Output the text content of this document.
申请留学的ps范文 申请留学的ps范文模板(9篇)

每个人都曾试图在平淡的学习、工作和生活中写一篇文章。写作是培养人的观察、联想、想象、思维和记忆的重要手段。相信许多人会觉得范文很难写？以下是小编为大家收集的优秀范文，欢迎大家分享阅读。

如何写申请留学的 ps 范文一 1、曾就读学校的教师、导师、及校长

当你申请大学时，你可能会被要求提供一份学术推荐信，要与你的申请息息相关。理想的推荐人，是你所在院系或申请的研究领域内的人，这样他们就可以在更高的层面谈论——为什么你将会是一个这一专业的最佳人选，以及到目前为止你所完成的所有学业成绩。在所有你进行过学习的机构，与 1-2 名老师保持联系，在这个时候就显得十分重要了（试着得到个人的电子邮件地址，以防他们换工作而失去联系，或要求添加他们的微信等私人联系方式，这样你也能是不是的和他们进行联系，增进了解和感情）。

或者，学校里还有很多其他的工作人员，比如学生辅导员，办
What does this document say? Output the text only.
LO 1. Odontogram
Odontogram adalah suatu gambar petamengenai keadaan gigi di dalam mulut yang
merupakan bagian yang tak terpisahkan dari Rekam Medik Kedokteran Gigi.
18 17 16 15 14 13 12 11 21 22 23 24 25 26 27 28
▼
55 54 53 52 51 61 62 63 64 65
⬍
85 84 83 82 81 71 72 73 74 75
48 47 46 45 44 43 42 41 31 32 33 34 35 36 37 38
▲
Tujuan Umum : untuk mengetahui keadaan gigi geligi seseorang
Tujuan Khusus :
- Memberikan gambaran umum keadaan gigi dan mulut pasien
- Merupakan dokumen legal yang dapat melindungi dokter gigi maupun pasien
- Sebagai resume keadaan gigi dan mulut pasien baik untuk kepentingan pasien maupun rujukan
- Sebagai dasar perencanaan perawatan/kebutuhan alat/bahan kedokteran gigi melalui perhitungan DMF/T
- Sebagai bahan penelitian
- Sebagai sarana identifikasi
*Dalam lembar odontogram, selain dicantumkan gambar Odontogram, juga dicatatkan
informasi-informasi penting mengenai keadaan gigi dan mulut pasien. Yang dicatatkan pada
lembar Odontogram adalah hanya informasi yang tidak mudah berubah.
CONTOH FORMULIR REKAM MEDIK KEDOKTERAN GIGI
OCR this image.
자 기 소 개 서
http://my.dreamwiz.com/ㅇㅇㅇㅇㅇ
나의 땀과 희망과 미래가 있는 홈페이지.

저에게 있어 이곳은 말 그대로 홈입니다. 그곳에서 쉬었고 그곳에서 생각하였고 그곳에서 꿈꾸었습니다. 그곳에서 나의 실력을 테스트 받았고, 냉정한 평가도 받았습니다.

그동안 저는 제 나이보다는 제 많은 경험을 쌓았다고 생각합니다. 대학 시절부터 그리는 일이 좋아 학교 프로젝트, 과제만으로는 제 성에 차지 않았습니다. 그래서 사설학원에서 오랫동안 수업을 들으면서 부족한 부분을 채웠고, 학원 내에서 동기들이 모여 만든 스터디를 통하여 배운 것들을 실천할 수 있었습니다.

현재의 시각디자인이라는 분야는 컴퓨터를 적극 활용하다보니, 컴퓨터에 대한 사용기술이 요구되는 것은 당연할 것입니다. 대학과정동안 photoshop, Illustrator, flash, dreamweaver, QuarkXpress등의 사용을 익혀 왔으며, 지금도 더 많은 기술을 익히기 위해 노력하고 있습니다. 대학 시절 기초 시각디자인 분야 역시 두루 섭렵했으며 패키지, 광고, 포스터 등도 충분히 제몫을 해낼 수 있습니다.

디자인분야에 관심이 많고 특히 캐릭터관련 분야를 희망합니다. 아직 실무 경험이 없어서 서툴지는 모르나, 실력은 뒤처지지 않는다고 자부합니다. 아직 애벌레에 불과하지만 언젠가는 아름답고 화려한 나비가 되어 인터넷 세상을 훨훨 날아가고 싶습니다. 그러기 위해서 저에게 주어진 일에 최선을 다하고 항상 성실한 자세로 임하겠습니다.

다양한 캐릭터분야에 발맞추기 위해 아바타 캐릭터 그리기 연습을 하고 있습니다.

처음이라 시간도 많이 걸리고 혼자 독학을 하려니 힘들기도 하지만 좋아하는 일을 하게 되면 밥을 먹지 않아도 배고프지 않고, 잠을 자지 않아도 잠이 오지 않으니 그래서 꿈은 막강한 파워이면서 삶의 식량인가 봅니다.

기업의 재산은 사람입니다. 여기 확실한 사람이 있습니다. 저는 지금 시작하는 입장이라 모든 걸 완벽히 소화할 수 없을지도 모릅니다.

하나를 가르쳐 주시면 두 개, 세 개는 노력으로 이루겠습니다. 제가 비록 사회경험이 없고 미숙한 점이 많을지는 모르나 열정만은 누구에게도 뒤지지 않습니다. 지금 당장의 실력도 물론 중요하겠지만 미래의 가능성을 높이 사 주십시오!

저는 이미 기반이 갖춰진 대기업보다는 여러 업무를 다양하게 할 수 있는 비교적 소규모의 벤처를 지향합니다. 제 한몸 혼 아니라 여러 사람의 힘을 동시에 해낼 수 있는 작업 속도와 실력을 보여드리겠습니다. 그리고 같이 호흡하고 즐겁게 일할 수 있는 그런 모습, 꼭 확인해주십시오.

## WHAT THIS TASK INVOLVES
Write out the entries above word for word.

## EXERCISE ANSWER
Output the text content of this document.
申请留学的ps范文 申请留学的ps范文模板(9篇)

每个人都曾试图在平淡的学习、工作和生活中写一篇文章。写作是培养人的观察、联想、想象、思维和记忆的重要手段。相信许多人会觉得范文很难写？以下是小编为大家收集的优秀范文，欢迎大家分享阅读。

如何写申请留学的 ps 范文一 1、曾就读学校的教师、导师、及校长

当你申请大学时，你可能会被要求提供一份学术推荐信，要与你的申请息息相关。理想的推荐人，是你所在院系或申请的研究领域内的人，这样他们就可以在更高的层面谈论——为什么你将会是一个这一专业的最佳人选，以及到目前为止你所完成的所有学业成绩。在所有你进行过学习的机构，与 1-2 名老师保持联系，在这个时候就显得十分重要了（试着得到个人的电子邮件地址，以防他们换工作而失去联系，或要求添加他们的微信等私人联系方式，这样你也能是不是的和他们进行联系，增进了解和感情）。

或者，学校里还有很多其他的工作人员，比如学生辅导员，办
What does this document say? Output the text only.
LO 1. Odontogram
Odontogram adalah suatu gambar petamengenai keadaan gigi di dalam mulut yang
merupakan bagian yang tak terpisahkan dari Rekam Medik Kedokteran Gigi.
18 17 16 15 14 13 12 11 21 22 23 24 25 26 27 28
▼
55 54 53 52 51 61 62 63 64 65
⬍
85 84 83 82 81 71 72 73 74 75
48 47 46 45 44 43 42 41 31 32 33 34 35 36 37 38
▲
Tujuan Umum : untuk mengetahui keadaan gigi geligi seseorang
Tujuan Khusus :
- Memberikan gambaran umum keadaan gigi dan mulut pasien
- Merupakan dokumen legal yang dapat melindungi dokter gigi maupun pasien
- Sebagai resume keadaan gigi dan mulut pasien baik untuk kepentingan pasien maupun rujukan
- Sebagai dasar perencanaan perawatan/kebutuhan alat/bahan kedokteran gigi melalui perhitungan DMF/T
- Sebagai bahan penelitian
- Sebagai sarana identifikasi
*Dalam lembar odontogram, selain dicantumkan gambar Odontogram, juga dicatatkan
informasi-informasi penting mengenai keadaan gigi dan mulut pasien. Yang dicatatkan pada
lembar Odontogram adalah hanya informasi yang tidak mudah berubah.
CONTOH FORMULIR REKAM MEDIK KEDOKTERAN GIGI
OCR this image.
자 기 소 개 서
http://my.dreamwiz.com/ㅇㅇㅇㅇㅇ
나의 땀과 희망과 미래가 있는 홈페이지.

저에게 있어 이곳은 말 그대로 홈입니다. 그곳에서 쉬었고 그곳에서 생각하였고 그곳에서 꿈꾸었습니다. 그곳에서 나의 실력을 테스트 받았고, 냉정한 평가도 받았습니다.

그동안 저는 제 나이보다는 제 많은 경험을 쌓았다고 생각합니다. 대학 시절부터 그리는 일이 좋아 학교 프로젝트, 과제만으로는 제 성에 차지 않았습니다. 그래서 사설학원에서 오랫동안 수업을 들으면서 부족한 부분을 채웠고, 학원 내에서 동기들이 모여 만든 스터디를 통하여 배운 것들을 실천할 수 있었습니다.

현재의 시각디자인이라는 분야는 컴퓨터를 적극 활용하다보니, 컴퓨터에 대한 사용기술이 요구되는 것은 당연할 것입니다. 대학과정동안 photoshop, Illustrator, flash, dreamweaver, QuarkXpress등의 사용을 익혀 왔으며, 지금도 더 많은 기술을 익히기 위해 노력하고 있습니다. 대학 시절 기초 시각디자인 분야 역시 두루 섭렵했으며 패키지, 광고, 포스터 등도 충분히 제몫을 해낼 수 있습니다.

디자인분야에 관심이 많고 특히 캐릭터관련 분야를 희망합니다. 아직 실무 경험이 없어서 서툴지는 모르나, 실력은 뒤처지지 않는다고 자부합니다. 아직 애벌레에 불과하지만 언젠가는 아름답고 화려한 나비가 되어 인터넷 세상을 훨훨 날아가고 싶습니다. 그러기 위해서 저에게 주어진 일에 최선을 다하고 항상 성실한 자세로 임하겠습니다.

다양한 캐릭터분야에 발맞추기 위해 아바타 캐릭터 그리기 연습을 하고 있습니다.

처음이라 시간도 많이 걸리고 혼자 독학을 하려니 힘들기도 하지만 좋아하는 일을 하게 되면 밥을 먹지 않아도 배고프지 않고, 잠을 자지 않아도 잠이 오지 않으니 그래서 꿈은 막강한 파워이면서 삶의 식량인가 봅니다.

기업의 재산은 사람입니다. 여기 확실한 사람이 있습니다. 저는 지금 시작하는 입장이라 모든 걸 완벽히 소화할 수 없을지도 모릅니다.

하나를 가르쳐 주시면 두 개, 세 개는 노력으로 이루겠습니다. 제가 비록 사회경험이 없고 미숙한 점이 많을지는 모르나 열정만은 누구에게도 뒤지지 않습니다. 지금 당장의 실력도 물론 중요하겠지만 미래의 가능성을 높이 사 주십시오!

저는 이미 기반이 갖춰진 대기업보다는 여러 업무를 다양하게 할 수 있는 비교적 소규모의 벤처를 지향합니다. 제 한몸 혼 아니라 여러 사람의 힘을 동시에 해낼 수 있는 작업 속도와 실력을 보여드리겠습니다. 그리고 같이 호흡하고 즐겁게 일할 수 있는 그런 모습, 꼭 확인해주십시오.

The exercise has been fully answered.